- _EXERCISE REQUIREMENTS_: Copy every line, leaving nothing out and adding nothing.

━━━

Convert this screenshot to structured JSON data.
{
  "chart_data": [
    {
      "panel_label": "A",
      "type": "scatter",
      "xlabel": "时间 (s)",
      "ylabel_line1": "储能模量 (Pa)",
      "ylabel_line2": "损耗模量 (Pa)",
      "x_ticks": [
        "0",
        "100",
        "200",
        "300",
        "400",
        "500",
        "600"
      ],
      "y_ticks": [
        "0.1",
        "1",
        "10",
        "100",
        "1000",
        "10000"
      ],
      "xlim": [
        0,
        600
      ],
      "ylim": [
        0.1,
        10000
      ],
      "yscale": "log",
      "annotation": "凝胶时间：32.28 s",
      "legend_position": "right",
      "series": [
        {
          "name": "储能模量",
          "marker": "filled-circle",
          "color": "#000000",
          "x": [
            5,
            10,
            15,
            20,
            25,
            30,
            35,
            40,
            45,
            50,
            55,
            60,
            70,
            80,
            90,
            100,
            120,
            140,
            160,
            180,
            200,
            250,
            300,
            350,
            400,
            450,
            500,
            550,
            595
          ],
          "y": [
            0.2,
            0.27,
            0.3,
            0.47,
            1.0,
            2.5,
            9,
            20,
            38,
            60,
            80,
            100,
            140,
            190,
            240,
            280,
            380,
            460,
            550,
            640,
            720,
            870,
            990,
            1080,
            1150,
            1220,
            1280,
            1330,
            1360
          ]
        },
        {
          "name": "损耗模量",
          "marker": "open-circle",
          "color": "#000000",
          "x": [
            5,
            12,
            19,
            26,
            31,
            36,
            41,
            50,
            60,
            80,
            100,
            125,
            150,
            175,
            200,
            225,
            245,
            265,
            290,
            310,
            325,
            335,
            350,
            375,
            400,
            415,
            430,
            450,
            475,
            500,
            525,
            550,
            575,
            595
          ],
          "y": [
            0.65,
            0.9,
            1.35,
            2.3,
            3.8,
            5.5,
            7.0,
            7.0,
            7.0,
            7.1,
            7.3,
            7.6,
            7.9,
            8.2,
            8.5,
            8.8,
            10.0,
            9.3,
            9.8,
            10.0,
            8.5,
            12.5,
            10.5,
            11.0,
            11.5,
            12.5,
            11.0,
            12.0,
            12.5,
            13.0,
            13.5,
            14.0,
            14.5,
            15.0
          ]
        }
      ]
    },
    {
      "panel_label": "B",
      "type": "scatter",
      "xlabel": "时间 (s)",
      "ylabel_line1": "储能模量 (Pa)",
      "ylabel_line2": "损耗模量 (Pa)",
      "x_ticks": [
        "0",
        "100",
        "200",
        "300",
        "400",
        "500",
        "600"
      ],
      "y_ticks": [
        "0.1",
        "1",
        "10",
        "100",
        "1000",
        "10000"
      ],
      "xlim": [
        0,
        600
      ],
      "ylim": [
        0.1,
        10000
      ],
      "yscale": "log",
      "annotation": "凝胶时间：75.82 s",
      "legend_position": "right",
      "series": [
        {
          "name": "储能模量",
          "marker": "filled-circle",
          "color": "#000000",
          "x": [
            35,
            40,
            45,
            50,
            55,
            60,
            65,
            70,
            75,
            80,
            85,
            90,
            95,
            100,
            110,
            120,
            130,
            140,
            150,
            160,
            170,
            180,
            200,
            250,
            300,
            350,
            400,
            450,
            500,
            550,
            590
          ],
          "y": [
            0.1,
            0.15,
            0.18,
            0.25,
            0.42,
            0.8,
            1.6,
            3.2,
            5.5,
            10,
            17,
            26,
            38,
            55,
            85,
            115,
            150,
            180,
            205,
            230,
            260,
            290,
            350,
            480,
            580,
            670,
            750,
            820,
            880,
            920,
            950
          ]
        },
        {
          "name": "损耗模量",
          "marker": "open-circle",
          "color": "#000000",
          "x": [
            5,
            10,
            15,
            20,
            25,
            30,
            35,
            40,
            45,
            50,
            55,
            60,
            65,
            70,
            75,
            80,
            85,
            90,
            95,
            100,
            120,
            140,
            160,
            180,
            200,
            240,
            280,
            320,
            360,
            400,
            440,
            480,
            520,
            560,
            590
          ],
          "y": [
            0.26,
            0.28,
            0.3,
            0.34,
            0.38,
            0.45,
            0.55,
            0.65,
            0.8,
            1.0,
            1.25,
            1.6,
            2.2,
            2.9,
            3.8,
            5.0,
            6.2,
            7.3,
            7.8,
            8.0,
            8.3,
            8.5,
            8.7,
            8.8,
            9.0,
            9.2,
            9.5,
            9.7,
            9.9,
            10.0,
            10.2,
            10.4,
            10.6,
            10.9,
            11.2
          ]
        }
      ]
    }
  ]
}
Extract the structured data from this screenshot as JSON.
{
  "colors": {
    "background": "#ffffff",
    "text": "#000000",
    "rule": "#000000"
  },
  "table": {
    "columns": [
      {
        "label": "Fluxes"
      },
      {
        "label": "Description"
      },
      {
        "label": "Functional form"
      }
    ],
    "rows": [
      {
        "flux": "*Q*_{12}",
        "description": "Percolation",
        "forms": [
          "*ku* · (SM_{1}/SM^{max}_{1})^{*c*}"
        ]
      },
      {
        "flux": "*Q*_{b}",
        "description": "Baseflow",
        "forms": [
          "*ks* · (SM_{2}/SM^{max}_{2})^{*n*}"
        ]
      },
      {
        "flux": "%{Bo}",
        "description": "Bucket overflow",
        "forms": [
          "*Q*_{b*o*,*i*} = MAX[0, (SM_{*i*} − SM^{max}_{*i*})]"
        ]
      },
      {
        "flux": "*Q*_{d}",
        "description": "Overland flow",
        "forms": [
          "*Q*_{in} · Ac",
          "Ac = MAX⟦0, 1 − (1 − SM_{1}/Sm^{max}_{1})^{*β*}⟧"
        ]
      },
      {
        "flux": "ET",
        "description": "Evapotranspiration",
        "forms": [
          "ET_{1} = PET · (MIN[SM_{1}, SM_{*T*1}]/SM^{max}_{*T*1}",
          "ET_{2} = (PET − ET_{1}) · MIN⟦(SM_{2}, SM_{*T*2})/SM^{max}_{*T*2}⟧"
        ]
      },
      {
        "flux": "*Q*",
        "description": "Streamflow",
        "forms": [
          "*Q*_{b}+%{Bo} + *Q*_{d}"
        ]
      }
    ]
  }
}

━━━

- _WRITTEN REPLY_:
Convert this screenshot to structured JSON data.
{
  "chart_data": [
    {
      "panel_label": "A",
      "type": "scatter",
      "xlabel": "时间 (s)",
      "ylabel_line1": "储能模量 (Pa)",
      "ylabel_line2": "损耗模量 (Pa)",
      "x_ticks": [
        "0",
        "100",
        "200",
        "300",
        "400",
        "500",
        "600"
      ],
      "y_ticks": [
        "0.1",
        "1",
        "10",
        "100",
        "1000",
        "10000"
      ],
      "xlim": [
        0,
        600
      ],
      "ylim": [
        0.1,
        10000
      ],
      "yscale": "log",
      "annotation": "凝胶时间：32.28 s",
      "legend_position": "right",
      "series": [
        {
          "name": "储能模量",
          "marker": "filled-circle",
          "color": "#000000",
          "x": [
            5,
            10,
            15,
            20,
            25,
            30,
            35,
            40,
            45,
            50,
            55,
            60,
            70,
            80,
            90,
            100,
            120,
            140,
            160,
            180,
            200,
            250,
            300,
            350,
            400,
            450,
            500,
            550,
            595
          ],
          "y": [
            0.2,
            0.27,
            0.3,
            0.47,
            1.0,
            2.5,
            9,
            20,
            38,
            60,
            80,
            100,
            140,
            190,
            240,
            280,
            380,
            460,
            550,
            640,
            720,
            870,
            990,
            1080,
            1150,
            1220,
            1280,
            1330,
            1360
          ]
        },
        {
          "name": "损耗模量",
          "marker": "open-circle",
          "color": "#000000",
          "x": [
            5,
            12,
            19,
            26,
            31,
            36,
            41,
            50,
            60,
            80,
            100,
            125,
            150,
            175,
            200,
            225,
            245,
            265,
            290,
            310,
            325,
            335,
            350,
            375,
            400,
            415,
            430,
            450,
            475,
            500,
            525,
            550,
            575,
            595
          ],
          "y": [
            0.65,
            0.9,
            1.35,
            2.3,
            3.8,
            5.5,
            7.0,
            7.0,
            7.0,
            7.1,
            7.3,
            7.6,
            7.9,
            8.2,
            8.5,
            8.8,
            10.0,
            9.3,
            9.8,
            10.0,
            8.5,
            12.5,
            10.5,
            11.0,
            11.5,
            12.5,
            11.0,
            12.0,
            12.5,
            13.0,
            13.5,
            14.0,
            14.5,
            15.0
          ]
        }
      ]
    },
    {
      "panel_label": "B",
      "type": "scatter",
      "xlabel": "时间 (s)",
      "ylabel_line1": "储能模量 (Pa)",
      "ylabel_line2": "损耗模量 (Pa)",
      "x_ticks": [
        "0",
        "100",
        "200",
        "300",
        "400",
        "500",
        "600"
      ],
      "y_ticks": [
        "0.1",
        "1",
        "10",
        "100",
        "1000",
        "10000"
      ],
      "xlim": [
        0,
        600
      ],
      "ylim": [
        0.1,
        10000
      ],
      "yscale": "log",
      "annotation": "凝胶时间：75.82 s",
      "legend_position": "right",
      "series": [
        {
          "name": "储能模量",
          "marker": "filled-circle",
          "color": "#000000",
          "x": [
            35,
            40,
            45,
            50,
            55,
            60,
            65,
            70,
            75,
            80,
            85,
            90,
            95,
            100,
            110,
            120,
            130,
            140,
            150,
            160,
            170,
            180,
            200,
            250,
            300,
            350,
            400,
            450,
            500,
            550,
            590
          ],
          "y": [
            0.1,
            0.15,
            0.18,
            0.25,
            0.42,
            0.8,
            1.6,
            3.2,
            5.5,
            10,
            17,
            26,
            38,
            55,
            85,
            115,
            150,
            180,
            205,
            230,
            260,
            290,
            350,
            480,
            580,
            670,
            750,
            820,
            880,
            920,
            950
          ]
        },
        {
          "name": "损耗模量",
          "marker": "open-circle",
          "color": "#000000",
          "x": [
            5,
            10,
            15,
            20,
            25,
            30,
            35,
            40,
            45,
            50,
            55,
            60,
            65,
            70,
            75,
            80,
            85,
            90,
            95,
            100,
            120,
            140,
            160,
            180,
            200,
            240,
            280,
            320,
            360,
            400,
            440,
            480,
            520,
            560,
            590
          ],
          "y": [
            0.26,
            0.28,
            0.3,
            0.34,
            0.38,
            0.45,
            0.55,
            0.65,
            0.8,
            1.0,
            1.25,
            1.6,
            2.2,
            2.9,
            3.8,
            5.0,
            6.2,
            7.3,
            7.8,
            8.0,
            8.3,
            8.5,
            8.7,
            8.8,
            9.0,
            9.2,
            9.5,
            9.7,
            9.9,
            10.0,
            10.2,
            10.4,
            10.6,
            10.9,
            11.2
          ]
        }
      ]
    }
  ]
}
Extract the structured data from this screenshot as JSON.
{
  "colors": {
    "background": "#ffffff",
    "text": "#000000",
    "rule": "#000000"
  },
  "table": {
    "columns": [
      {
        "label": "Fluxes"
      },
      {
        "label": "Description"
      },
      {
        "label": "Functional form"
      }
    ],
    "rows": [
      {
        "flux": "*Q*_{12}",
        "description": "Percolation",
        "forms": [
          "*ku* · (SM_{1}/SM^{max}_{1})^{*c*}"
        ]
      },
      {
        "flux": "*Q*_{b}",
        "description": "Baseflow",
        "forms": [
          "*ks* · (SM_{2}/SM^{max}_{2})^{*n*}"
        ]
      },
      {
        "flux": "%{Bo}",
        "description": "Bucket overflow",
        "forms": [
          "*Q*_{b*o*,*i*} = MAX[0, (SM_{*i*} − SM^{max}_{*i*})]"
        ]
      },
      {
        "flux": "*Q*_{d}",
        "description": "Overland flow",
        "forms": [
          "*Q*_{in} · Ac",
          "Ac = MAX⟦0, 1 − (1 − SM_{1}/Sm^{max}_{1})^{*β*}⟧"
        ]
      },
      {
        "flux": "ET",
        "description": "Evapotranspiration",
        "forms": [
          "ET_{1} = PET · (MIN[SM_{1}, SM_{*T*1}]/SM^{max}_{*T*1}",
          "ET_{2} = (PET − ET_{1}) · MIN⟦(SM_{2}, SM_{*T*2})/SM^{max}_{*T*2}⟧"
        ]
      },
      {
        "flux": "*Q*",
        "description": "Streamflow",
        "forms": [
          "*Q*_{b}+%{Bo} + *Q*_{d}"
        ]
      }
    ]
  }
}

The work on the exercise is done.